What this task involves:
Pick out the lines below with "screenshot" and list them.
★ ★ ★ ★
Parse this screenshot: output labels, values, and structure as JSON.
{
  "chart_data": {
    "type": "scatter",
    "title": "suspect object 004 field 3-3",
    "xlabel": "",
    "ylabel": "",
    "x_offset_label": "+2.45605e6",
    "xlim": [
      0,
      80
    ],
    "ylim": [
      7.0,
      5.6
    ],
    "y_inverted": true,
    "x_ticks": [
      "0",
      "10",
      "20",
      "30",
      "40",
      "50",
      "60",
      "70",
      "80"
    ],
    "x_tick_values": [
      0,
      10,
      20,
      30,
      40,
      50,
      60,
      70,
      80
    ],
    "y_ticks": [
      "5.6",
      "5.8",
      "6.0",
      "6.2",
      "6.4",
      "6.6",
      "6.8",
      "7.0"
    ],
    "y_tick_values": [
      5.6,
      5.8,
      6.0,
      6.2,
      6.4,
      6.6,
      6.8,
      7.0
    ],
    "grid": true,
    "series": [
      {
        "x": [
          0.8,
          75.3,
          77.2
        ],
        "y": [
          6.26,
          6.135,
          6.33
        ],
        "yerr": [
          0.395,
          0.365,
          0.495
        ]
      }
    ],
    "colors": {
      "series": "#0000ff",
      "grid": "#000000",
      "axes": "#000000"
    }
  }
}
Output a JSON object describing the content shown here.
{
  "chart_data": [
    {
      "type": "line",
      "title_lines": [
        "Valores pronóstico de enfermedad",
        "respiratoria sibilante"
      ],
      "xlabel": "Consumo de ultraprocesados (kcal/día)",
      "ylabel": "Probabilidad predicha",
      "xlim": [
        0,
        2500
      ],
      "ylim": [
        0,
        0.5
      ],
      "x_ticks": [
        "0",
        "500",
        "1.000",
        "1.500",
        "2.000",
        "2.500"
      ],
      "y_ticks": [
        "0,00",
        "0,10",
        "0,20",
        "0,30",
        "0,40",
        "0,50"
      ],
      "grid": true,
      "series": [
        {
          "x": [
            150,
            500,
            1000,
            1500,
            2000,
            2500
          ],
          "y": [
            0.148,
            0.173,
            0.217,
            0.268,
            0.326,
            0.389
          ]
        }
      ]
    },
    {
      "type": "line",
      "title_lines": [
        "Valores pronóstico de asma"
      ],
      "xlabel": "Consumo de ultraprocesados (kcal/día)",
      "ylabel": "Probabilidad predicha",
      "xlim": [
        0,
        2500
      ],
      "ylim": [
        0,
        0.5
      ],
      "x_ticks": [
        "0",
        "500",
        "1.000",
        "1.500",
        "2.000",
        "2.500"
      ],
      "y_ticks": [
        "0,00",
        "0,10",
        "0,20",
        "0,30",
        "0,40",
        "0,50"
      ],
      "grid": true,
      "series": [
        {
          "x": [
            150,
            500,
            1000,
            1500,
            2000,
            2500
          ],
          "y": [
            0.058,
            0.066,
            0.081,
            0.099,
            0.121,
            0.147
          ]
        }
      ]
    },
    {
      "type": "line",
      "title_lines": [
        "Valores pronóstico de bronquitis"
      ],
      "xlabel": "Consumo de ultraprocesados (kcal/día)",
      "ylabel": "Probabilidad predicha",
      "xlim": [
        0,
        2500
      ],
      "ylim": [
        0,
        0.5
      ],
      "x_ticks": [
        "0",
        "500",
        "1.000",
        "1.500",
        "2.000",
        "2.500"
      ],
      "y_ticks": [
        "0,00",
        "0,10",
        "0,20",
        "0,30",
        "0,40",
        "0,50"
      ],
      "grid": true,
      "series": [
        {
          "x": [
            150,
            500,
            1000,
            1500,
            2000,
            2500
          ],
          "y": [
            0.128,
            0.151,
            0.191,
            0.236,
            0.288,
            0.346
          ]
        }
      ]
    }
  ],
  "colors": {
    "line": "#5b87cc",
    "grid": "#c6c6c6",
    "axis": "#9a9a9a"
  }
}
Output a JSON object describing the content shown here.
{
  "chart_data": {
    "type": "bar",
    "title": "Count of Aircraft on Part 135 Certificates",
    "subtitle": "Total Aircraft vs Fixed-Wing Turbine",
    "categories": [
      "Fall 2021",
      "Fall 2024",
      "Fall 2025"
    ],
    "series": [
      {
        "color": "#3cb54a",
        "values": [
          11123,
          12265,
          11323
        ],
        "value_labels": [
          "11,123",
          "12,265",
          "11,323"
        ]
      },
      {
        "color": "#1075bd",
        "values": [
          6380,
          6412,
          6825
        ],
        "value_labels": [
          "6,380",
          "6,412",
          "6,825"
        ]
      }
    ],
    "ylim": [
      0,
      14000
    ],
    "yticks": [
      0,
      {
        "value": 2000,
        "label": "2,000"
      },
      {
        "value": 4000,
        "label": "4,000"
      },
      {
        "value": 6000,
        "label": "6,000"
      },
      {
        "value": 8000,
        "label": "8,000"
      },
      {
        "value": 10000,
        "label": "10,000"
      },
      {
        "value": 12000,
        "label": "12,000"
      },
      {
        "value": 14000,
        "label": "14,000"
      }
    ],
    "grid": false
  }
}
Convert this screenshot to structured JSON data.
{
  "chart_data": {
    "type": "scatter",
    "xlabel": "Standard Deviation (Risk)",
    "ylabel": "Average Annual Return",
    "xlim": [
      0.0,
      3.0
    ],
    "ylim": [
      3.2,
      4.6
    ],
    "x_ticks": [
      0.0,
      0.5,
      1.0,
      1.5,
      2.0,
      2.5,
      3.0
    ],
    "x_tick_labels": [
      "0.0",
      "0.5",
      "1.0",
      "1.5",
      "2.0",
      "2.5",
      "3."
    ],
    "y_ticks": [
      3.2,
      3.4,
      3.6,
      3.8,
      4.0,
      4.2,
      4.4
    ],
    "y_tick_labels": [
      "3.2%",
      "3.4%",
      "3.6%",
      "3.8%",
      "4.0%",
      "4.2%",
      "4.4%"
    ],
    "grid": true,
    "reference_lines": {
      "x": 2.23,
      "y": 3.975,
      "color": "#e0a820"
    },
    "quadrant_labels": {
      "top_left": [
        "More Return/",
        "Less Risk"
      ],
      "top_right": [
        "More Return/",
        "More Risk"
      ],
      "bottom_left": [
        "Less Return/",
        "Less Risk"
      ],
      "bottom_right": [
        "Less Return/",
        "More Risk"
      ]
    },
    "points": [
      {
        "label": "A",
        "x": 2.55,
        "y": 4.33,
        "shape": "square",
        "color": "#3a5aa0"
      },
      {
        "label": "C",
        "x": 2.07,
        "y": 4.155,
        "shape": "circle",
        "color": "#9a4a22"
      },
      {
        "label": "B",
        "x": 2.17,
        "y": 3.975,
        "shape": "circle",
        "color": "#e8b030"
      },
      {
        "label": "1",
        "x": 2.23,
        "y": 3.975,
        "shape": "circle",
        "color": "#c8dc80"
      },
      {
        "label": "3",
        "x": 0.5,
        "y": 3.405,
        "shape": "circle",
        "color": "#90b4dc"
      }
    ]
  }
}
★ ★ ★ ★
Answer to this task:
Parse this screenshot: output labels, values, and structure as JSON.
Convert this screenshot to structured JSON data.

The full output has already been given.